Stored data
———

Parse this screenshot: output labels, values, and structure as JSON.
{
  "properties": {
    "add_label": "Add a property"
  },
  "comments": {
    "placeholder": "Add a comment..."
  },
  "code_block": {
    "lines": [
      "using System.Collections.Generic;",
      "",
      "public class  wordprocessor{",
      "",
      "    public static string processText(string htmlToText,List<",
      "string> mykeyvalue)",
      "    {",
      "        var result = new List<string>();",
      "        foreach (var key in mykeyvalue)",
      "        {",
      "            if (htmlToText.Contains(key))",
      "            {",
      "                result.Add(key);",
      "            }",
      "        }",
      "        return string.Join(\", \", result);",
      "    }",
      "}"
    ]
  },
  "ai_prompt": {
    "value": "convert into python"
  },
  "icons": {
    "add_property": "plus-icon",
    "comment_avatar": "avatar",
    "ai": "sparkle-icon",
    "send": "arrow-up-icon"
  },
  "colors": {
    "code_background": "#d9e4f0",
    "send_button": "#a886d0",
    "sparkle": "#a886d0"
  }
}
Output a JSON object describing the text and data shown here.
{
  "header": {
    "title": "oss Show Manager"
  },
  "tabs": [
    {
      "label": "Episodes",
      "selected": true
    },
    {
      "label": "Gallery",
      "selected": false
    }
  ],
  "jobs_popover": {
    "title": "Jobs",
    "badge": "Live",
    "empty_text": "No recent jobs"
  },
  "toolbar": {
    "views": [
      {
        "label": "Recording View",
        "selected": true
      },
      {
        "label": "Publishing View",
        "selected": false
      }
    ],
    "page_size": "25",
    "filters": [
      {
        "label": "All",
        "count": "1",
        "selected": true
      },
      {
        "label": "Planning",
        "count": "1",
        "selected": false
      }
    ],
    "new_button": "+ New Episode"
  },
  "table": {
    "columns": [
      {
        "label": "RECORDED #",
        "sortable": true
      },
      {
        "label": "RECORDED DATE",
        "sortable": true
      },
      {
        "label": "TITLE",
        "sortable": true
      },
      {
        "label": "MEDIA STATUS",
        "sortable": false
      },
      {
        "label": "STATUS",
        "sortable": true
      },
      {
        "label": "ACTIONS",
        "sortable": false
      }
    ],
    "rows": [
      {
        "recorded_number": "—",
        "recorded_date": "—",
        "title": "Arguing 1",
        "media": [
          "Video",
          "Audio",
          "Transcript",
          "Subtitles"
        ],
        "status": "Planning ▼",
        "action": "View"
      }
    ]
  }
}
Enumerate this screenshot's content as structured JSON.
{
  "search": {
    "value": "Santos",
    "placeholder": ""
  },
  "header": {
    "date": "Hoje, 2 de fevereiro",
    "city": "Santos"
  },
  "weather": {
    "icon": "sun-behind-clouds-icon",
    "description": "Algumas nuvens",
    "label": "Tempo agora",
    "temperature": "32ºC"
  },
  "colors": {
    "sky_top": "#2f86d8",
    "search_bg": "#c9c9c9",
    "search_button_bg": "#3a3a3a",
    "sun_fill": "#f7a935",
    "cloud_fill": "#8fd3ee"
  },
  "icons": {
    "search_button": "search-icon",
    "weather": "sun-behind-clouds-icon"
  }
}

———

Written task | For the records above, state how many lines include the string "this", giving the number and nothing else.

Problem solution | 2